- _Aim A_:
In the lawn care thread, how much screened mason sand was put down for sand leveling on Sept 4th?
- _Aim B_:
Write out the part of the lawn care thread from "This morning I" to "in the back.", word for word.

Here's some pics from 2020 showing the ups and downs and projects in the yard this year. I'll do a follow up post detailing my fall overseed project and process which is underway now.

Front coming out of winter April 14th:


The City removed a large tree in Feb:


INstalling a new edge for the flower bed:






Backyard April 25th:


Stump grinding May 15th


Planting boxwoods and hydrangeas May 24th:



Backyard May 31:


Prepping seedbed and levelling front area after stump removal, grading, and retaining stones install. Black pipe is drip irrigation rough-in:


Mazama KBG seeded with peat moss on top:


Mazama 11 days after seed down, 5 days after germination:


12 DAG:


Front and back June 25th:



Front Mazama patch filling in but also battling heat stress:


July 24:


Aug 16th, cut a new edge and installed a small garden bed behind retaining rocks. Mazama looking very heat stressed:


Sept 1st, new Allett Liberty 43 mower arrived. Brown patches are clumping fescue patches I sprayed in prep for fall overseed.


Striping for the first time with the Liberty 43:




Next up, I'll post some pics of the recent fall overseed I did with Champion GQ PRG.


----------



## tilsonturf (Aug 19, 2019)

*//FALL OVERSEED PROJECT//*

Sept 3rd, scalped and core aerated.



Sept 4th, sand leveling. I put down approximately 1 tonne of screened mason sand.







Here's how the sand looked after being worked in with a level lawn tool and a large, stiff-bristled broom.



Overseeding with Champion GQ 100% PRG blend.





Seed down and peat moss over top.





Germination 5 days after seed down (Sept 10th).



2 DAG:







4 DAG:





12 DAG:







Backyard 12 DAG. I didn't do sand leveling in the back this year but still got some solid germination after overseeding.



And here's a video I made documenting the entire (mostly) front yard overseed project:

[media]https://www.youtube.com/watch?v=YD6rYYCauuI[/media]


----------



## tilsonturf (Aug 19, 2019)

First mow last evening after overseeding 2.5 weeks ago. Cut it with the Ego rotary down to 2" and will keep it there for 3-4 mows and then start mowing it at around 1"-1.25" with the reel.

This morning I also began spoon feeding with Urea at a rate of 1/4lb N/k and will continue to do that weekly. Shout out to Harts for some guidance on how to proceed with the post-germination phase.

I get *a lot* of foot traffic going by and yesterday after mowing I noticed multiple people commenting and rubber-necking at the lawn-which is not my main motivation for my lawn obsession, but interesting to see nonetheless.


----------



## tilsonturf (Aug 19, 2019)

First mow with the Allett Liberty 43 today (after the overseed) at just over 1" HOC . Was pleased with how the Liberty didn't scalp some of the sloped areas at this height. Starting to figure out my routes for striping as well but stil a WIP. Went with single-wide in the front and double-wide in the back.

- _Source data_:
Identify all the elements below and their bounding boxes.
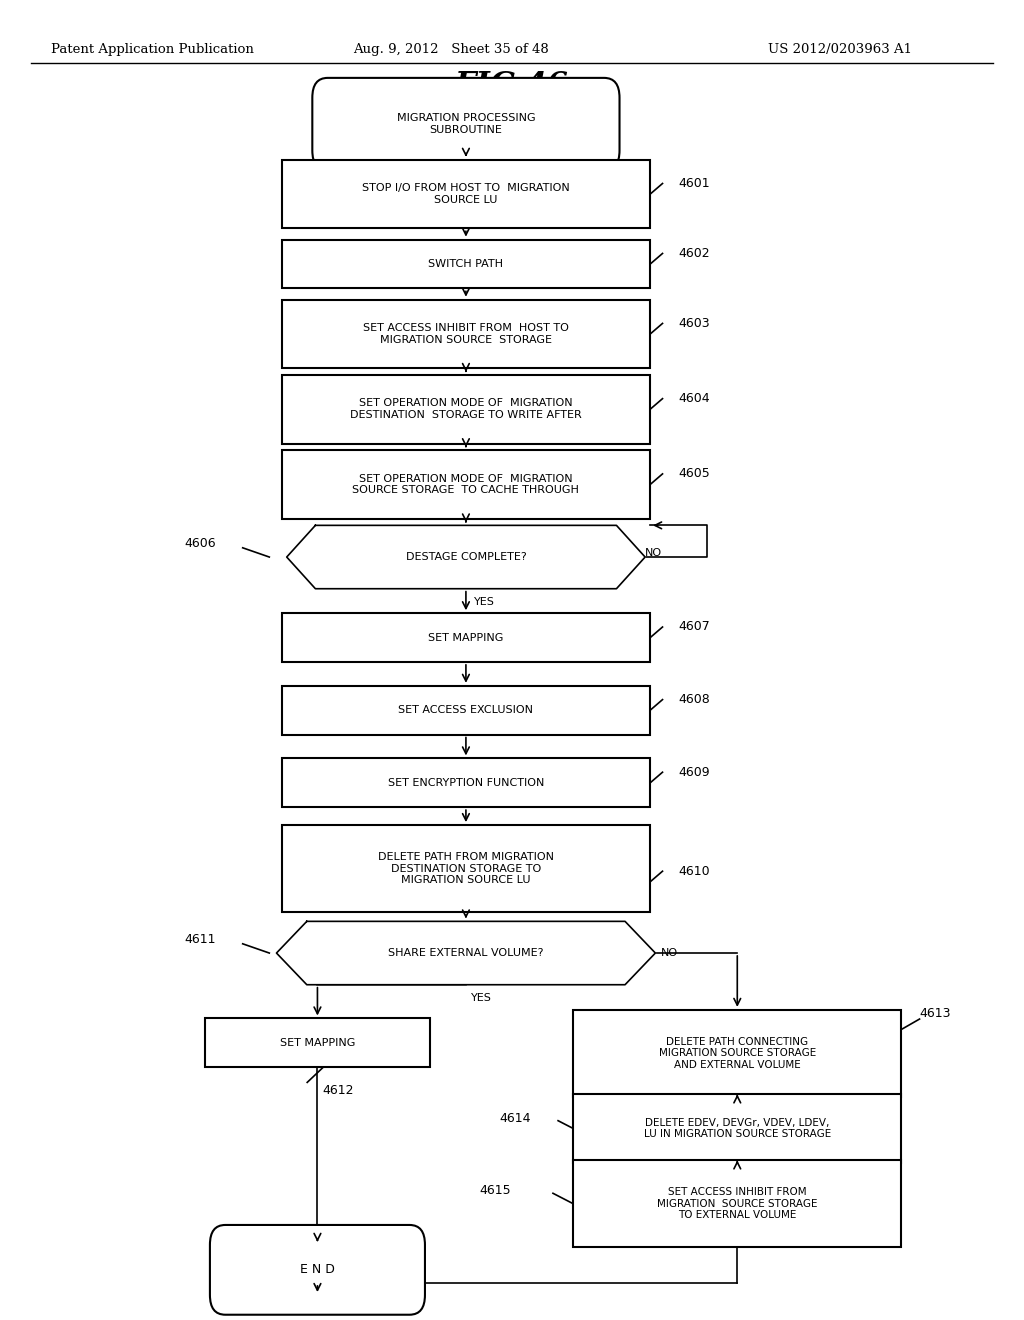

- _Exercise output A_:
Approximately 1 tonne.

- _Exercise output B_:
This morning I also began spoon feeding with Urea at a rate of 1/4lb N/k and will continue to do that weekly. Shout out to Harts for some guidance on how to proceed with the post-germination phase.

I get *a lot* of foot traffic going by and yesterday after mowing I noticed multiple people commenting and rubber-necking at the lawn-which is not my main motivation for my lawn obsession, but interesting to see nonetheless.


----------



## tilsonturf (Aug 19, 2019)

First mow with the Allett Liberty 43 today (after the overseed) at just over 1" HOC . Was pleased with how the Liberty didn't scalp some of the sloped areas at this height. Starting to figure out my routes for striping as well but stil a WIP. Went with single-wide in the front and double-wide in the back.